BEGIN Provided data
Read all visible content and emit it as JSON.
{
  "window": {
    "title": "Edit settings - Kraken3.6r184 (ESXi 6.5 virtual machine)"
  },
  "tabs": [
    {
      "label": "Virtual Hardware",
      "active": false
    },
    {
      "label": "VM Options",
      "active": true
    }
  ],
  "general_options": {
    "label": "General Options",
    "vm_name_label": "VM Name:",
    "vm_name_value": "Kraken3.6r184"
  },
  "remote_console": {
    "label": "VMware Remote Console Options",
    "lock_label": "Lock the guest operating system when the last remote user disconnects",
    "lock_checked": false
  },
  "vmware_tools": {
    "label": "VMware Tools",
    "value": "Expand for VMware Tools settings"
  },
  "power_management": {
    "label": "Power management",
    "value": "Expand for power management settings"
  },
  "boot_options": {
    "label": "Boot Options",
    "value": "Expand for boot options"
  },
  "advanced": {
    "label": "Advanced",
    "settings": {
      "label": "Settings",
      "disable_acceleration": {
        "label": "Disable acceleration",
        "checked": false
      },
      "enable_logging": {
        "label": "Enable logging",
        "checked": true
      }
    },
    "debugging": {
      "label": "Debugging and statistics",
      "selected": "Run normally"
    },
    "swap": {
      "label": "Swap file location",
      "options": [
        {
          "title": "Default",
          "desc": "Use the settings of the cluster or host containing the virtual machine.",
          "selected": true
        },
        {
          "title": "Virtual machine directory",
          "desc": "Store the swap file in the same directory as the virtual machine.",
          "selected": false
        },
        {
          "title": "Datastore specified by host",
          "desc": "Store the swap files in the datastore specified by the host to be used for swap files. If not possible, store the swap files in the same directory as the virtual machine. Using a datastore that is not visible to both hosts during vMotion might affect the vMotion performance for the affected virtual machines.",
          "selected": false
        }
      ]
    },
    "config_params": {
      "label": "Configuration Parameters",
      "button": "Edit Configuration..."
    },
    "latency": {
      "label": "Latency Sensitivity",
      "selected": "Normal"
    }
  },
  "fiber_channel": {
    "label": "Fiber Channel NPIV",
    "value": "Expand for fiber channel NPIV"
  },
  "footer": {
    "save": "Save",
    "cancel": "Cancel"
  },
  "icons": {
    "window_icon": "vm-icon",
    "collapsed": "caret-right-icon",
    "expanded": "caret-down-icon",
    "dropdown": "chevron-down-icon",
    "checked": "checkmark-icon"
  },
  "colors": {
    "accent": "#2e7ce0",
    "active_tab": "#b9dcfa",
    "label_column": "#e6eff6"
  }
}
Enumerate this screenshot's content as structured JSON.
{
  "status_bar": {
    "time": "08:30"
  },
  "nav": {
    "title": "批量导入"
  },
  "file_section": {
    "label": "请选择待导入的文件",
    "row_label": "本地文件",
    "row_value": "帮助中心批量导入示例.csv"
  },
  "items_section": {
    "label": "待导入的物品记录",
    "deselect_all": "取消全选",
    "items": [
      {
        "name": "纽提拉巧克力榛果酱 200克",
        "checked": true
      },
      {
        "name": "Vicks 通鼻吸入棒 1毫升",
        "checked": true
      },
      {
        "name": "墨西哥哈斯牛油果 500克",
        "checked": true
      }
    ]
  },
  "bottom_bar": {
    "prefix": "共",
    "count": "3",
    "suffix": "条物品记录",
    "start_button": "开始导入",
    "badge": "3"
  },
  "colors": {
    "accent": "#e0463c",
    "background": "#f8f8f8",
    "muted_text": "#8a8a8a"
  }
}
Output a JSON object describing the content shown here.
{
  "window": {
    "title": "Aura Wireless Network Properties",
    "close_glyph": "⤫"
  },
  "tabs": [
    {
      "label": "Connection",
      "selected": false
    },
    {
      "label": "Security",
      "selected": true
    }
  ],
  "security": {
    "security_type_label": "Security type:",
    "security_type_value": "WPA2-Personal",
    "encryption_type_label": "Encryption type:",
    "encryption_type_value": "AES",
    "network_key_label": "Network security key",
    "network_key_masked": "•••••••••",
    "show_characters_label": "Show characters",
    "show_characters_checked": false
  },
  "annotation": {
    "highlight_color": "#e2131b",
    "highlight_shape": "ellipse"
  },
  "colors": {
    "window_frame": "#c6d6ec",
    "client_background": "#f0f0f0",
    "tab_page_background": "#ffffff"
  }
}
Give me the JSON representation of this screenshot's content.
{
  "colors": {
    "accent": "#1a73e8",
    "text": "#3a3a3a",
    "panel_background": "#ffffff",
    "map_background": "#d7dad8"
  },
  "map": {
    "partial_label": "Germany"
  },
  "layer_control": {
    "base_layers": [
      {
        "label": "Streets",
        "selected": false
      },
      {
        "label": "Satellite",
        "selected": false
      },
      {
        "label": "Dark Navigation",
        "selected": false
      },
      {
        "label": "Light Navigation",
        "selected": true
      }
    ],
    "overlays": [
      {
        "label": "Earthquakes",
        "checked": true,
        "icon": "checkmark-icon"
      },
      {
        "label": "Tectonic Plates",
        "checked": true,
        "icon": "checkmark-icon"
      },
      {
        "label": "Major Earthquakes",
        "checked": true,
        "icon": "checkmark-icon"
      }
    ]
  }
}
END Provided data
Search the material above for "down". Pull out each line where it shows up.

    "expanded": "caret-down-icon",
    "dropdown": "chevron-down-icon",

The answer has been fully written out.